## Short exercise
Take every line from the listing below that includes "arrow" and copy it.

## Input records
-.-.-
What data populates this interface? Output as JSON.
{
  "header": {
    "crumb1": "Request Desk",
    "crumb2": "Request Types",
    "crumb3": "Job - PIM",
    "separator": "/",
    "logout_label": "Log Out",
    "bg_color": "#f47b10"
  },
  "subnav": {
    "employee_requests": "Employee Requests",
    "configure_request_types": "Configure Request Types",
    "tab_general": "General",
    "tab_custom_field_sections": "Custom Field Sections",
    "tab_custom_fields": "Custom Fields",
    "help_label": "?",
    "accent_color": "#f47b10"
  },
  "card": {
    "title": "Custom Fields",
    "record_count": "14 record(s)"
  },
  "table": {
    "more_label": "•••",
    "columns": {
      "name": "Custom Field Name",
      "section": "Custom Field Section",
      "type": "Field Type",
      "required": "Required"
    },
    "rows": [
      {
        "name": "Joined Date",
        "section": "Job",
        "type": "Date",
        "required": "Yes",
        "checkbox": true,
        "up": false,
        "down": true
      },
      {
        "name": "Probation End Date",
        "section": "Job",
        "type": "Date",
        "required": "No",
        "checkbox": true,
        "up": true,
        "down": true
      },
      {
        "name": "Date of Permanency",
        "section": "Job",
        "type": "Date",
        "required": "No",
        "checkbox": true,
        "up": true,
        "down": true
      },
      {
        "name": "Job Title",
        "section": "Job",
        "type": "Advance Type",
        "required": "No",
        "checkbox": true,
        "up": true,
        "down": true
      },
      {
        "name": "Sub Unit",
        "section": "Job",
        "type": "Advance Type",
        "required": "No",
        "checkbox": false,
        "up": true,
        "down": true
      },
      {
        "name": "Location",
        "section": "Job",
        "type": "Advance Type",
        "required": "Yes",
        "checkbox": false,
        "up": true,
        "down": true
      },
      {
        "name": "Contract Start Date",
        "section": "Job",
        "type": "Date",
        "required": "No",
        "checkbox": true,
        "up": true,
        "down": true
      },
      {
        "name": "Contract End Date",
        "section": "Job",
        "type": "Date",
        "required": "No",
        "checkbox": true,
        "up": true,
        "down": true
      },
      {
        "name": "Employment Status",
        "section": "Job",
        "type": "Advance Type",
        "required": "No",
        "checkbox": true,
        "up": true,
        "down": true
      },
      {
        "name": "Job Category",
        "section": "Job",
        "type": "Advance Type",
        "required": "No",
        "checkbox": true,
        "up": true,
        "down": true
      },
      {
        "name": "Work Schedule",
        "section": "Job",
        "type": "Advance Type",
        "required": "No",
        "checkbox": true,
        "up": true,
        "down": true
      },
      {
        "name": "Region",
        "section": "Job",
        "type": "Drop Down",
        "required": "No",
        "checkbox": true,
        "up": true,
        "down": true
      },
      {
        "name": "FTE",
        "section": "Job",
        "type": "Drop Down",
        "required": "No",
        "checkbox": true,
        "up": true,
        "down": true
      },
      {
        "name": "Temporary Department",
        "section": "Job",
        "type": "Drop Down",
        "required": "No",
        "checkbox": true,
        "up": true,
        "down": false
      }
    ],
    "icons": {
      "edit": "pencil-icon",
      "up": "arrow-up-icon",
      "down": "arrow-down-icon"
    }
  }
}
-.-.-
## Reply
      "up": "arrow-up-icon",
      "down": "arrow-down-icon"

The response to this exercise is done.